• **Set task**:
Restate the data exactly as given and keep the pictures out.

──────────────────────────────

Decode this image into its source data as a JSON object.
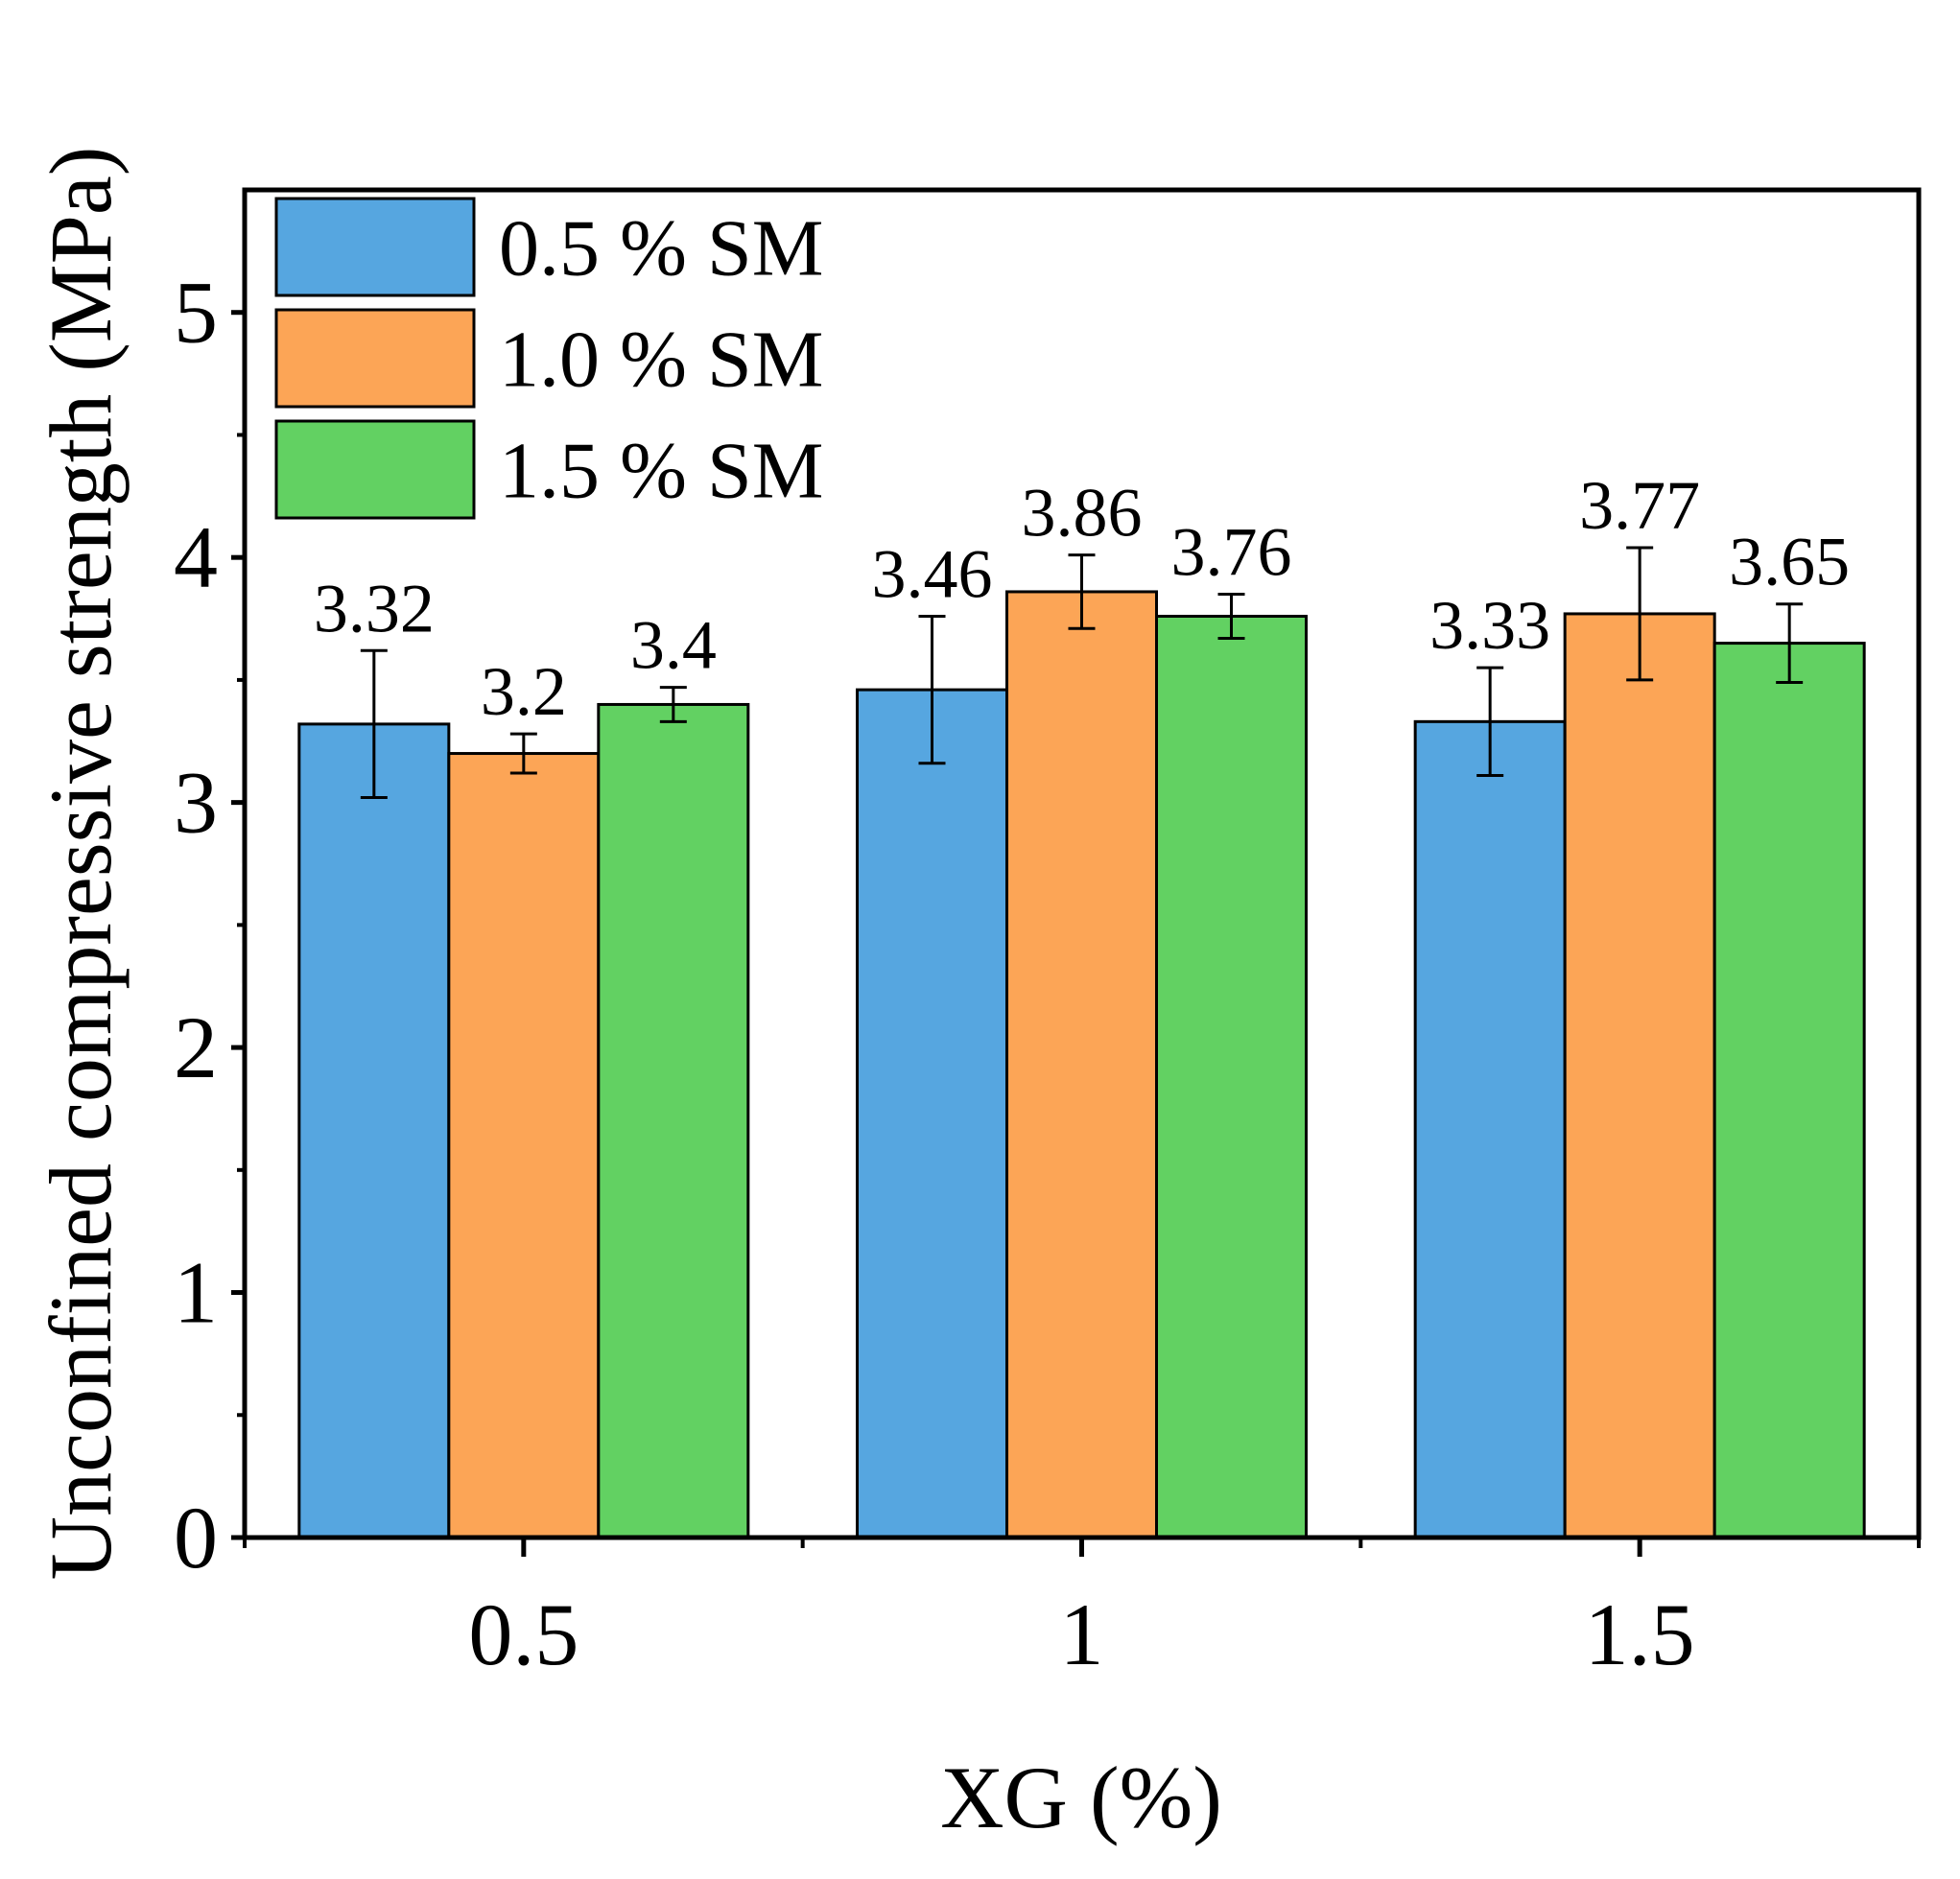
{
  "chart_data": {
    "type": "bar",
    "xlabel": "XG (%)",
    "ylabel": "Unconfined compressive strength (MPa)",
    "categories": [
      "0.5",
      "1",
      "1.5"
    ],
    "ylim": [
      0,
      5.5
    ],
    "yticks": [
      0,
      1,
      2,
      3,
      4,
      5
    ],
    "legend_position": "top-left",
    "series": [
      {
        "name": "0.5 % SM",
        "color": "#56A6E0",
        "values": [
          3.32,
          3.46,
          3.33
        ],
        "errors": [
          0.3,
          0.3,
          0.22
        ],
        "labels": [
          "3.32",
          "3.46",
          "3.33"
        ]
      },
      {
        "name": "1.0 % SM",
        "color": "#FCA556",
        "values": [
          3.2,
          3.86,
          3.77
        ],
        "errors": [
          0.08,
          0.15,
          0.27
        ],
        "labels": [
          "3.2",
          "3.86",
          "3.77"
        ]
      },
      {
        "name": "1.5 % SM",
        "color": "#62D162",
        "values": [
          3.4,
          3.76,
          3.65
        ],
        "errors": [
          0.07,
          0.09,
          0.16
        ],
        "labels": [
          "3.4",
          "3.76",
          "3.65"
        ]
      }
    ]
  }
}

──────────────────────────────

• **Solved exercise**:
Decode this image into its source data as a JSON object.
{
  "chart_data": {
    "type": "bar",
    "xlabel": "XG (%)",
    "ylabel": "Unconfined compressive strength (MPa)",
    "categories": [
      "0.5",
      "1",
      "1.5"
    ],
    "ylim": [
      0,
      5.5
    ],
    "yticks": [
      0,
      1,
      2,
      3,
      4,
      5
    ],
    "legend_position": "top-left",
    "series": [
      {
        "name": "0.5 % SM",
        "color": "#56A6E0",
        "values": [
          3.32,
          3.46,
          3.33
        ],
        "errors": [
          0.3,
          0.3,
          0.22
        ],
        "labels": [
          "3.32",
          "3.46",
          "3.33"
        ]
      },
      {
        "name": "1.0 % SM",
        "color": "#FCA556",
        "values": [
          3.2,
          3.86,
          3.77
        ],
        "errors": [
          0.08,
          0.15,
          0.27
        ],
        "labels": [
          "3.2",
          "3.86",
          "3.77"
        ]
      },
      {
        "name": "1.5 % SM",
        "color": "#62D162",
        "values": [
          3.4,
          3.76,
          3.65
        ],
        "errors": [
          0.07,
          0.09,
          0.16
        ],
        "labels": [
          "3.4",
          "3.76",
          "3.65"
        ]
      }
    ]
  }
}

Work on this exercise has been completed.